-- start Task material --
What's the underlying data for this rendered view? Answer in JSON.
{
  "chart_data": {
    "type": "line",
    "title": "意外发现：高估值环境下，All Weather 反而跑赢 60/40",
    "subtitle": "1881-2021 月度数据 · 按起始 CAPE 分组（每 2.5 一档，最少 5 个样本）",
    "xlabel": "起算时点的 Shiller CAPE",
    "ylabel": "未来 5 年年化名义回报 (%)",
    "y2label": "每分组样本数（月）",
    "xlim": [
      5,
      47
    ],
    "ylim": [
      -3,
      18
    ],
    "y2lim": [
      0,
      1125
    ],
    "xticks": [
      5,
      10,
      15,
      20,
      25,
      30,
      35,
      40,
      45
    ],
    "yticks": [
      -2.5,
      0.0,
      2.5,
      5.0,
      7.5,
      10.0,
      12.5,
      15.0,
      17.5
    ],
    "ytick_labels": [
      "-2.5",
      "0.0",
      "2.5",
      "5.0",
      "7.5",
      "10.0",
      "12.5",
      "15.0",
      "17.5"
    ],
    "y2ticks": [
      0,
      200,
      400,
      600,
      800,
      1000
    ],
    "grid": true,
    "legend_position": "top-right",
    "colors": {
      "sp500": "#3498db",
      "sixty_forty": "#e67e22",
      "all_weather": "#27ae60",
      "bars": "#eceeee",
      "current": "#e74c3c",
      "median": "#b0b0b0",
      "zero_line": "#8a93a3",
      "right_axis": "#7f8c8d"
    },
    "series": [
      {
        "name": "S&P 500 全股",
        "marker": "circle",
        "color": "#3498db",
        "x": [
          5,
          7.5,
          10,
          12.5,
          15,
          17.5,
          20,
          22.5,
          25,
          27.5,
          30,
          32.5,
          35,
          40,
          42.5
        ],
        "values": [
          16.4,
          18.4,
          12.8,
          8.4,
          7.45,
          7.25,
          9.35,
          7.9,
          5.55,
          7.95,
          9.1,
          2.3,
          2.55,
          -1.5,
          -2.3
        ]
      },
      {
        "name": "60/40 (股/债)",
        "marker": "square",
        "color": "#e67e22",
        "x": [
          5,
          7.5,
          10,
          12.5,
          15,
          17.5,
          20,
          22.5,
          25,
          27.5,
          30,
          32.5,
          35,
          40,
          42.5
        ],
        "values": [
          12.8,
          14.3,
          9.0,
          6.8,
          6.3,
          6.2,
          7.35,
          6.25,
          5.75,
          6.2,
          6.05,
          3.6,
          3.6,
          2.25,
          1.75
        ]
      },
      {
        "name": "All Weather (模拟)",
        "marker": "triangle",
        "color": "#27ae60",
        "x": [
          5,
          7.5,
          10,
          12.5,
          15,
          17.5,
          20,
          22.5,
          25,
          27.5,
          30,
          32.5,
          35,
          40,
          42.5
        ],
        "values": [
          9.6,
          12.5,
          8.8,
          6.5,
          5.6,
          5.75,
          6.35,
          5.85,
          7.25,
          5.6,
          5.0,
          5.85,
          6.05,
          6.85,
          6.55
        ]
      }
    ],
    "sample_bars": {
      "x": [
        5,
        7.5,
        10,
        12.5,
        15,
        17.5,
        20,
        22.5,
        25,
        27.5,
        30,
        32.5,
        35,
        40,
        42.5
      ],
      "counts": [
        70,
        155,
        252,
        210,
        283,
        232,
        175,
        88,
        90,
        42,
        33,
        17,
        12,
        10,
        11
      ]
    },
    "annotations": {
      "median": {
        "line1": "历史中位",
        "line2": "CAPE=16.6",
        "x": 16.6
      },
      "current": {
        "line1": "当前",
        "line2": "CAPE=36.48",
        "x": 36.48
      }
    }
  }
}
-- end Task material --
Reproduce all of the material above word for word.

Completed exercise —
What's the underlying data for this rendered view? Answer in JSON.
{
  "chart_data": {
    "type": "line",
    "title": "意外发现：高估值环境下，All Weather 反而跑赢 60/40",
    "subtitle": "1881-2021 月度数据 · 按起始 CAPE 分组（每 2.5 一档，最少 5 个样本）",
    "xlabel": "起算时点的 Shiller CAPE",
    "ylabel": "未来 5 年年化名义回报 (%)",
    "y2label": "每分组样本数（月）",
    "xlim": [
      5,
      47
    ],
    "ylim": [
      -3,
      18
    ],
    "y2lim": [
      0,
      1125
    ],
    "xticks": [
      5,
      10,
      15,
      20,
      25,
      30,
      35,
      40,
      45
    ],
    "yticks": [
      -2.5,
      0.0,
      2.5,
      5.0,
      7.5,
      10.0,
      12.5,
      15.0,
      17.5
    ],
    "ytick_labels": [
      "-2.5",
      "0.0",
      "2.5",
      "5.0",
      "7.5",
      "10.0",
      "12.5",
      "15.0",
      "17.5"
    ],
    "y2ticks": [
      0,
      200,
      400,
      600,
      800,
      1000
    ],
    "grid": true,
    "legend_position": "top-right",
    "colors": {
      "sp500": "#3498db",
      "sixty_forty": "#e67e22",
      "all_weather": "#27ae60",
      "bars": "#eceeee",
      "current": "#e74c3c",
      "median": "#b0b0b0",
      "zero_line": "#8a93a3",
      "right_axis": "#7f8c8d"
    },
    "series": [
      {
        "name": "S&P 500 全股",
        "marker": "circle",
        "color": "#3498db",
        "x": [
          5,
          7.5,
          10,
          12.5,
          15,
          17.5,
          20,
          22.5,
          25,
          27.5,
          30,
          32.5,
          35,
          40,
          42.5
        ],
        "values": [
          16.4,
          18.4,
          12.8,
          8.4,
          7.45,
          7.25,
          9.35,
          7.9,
          5.55,
          7.95,
          9.1,
          2.3,
          2.55,
          -1.5,
          -2.3
        ]
      },
      {
        "name": "60/40 (股/债)",
        "marker": "square",
        "color": "#e67e22",
        "x": [
          5,
          7.5,
          10,
          12.5,
          15,
          17.5,
          20,
          22.5,
          25,
          27.5,
          30,
          32.5,
          35,
          40,
          42.5
        ],
        "values": [
          12.8,
          14.3,
          9.0,
          6.8,
          6.3,
          6.2,
          7.35,
          6.25,
          5.75,
          6.2,
          6.05,
          3.6,
          3.6,
          2.25,
          1.75
        ]
      },
      {
        "name": "All Weather (模拟)",
        "marker": "triangle",
        "color": "#27ae60",
        "x": [
          5,
          7.5,
          10,
          12.5,
          15,
          17.5,
          20,
          22.5,
          25,
          27.5,
          30,
          32.5,
          35,
          40,
          42.5
        ],
        "values": [
          9.6,
          12.5,
          8.8,
          6.5,
          5.6,
          5.75,
          6.35,
          5.85,
          7.25,
          5.6,
          5.0,
          5.85,
          6.05,
          6.85,
          6.55
        ]
      }
    ],
    "sample_bars": {
      "x": [
        5,
        7.5,
        10,
        12.5,
        15,
        17.5,
        20,
        22.5,
        25,
        27.5,
        30,
        32.5,
        35,
        40,
        42.5
      ],
      "counts": [
        70,
        155,
        252,
        210,
        283,
        232,
        175,
        88,
        90,
        42,
        33,
        17,
        12,
        10,
        11
      ]
    },
    "annotations": {
      "median": {
        "line1": "历史中位",
        "line2": "CAPE=16.6",
        "x": 16.6
      },
      "current": {
        "line1": "当前",
        "line2": "CAPE=36.48",
        "x": 36.48
      }
    }
  }
}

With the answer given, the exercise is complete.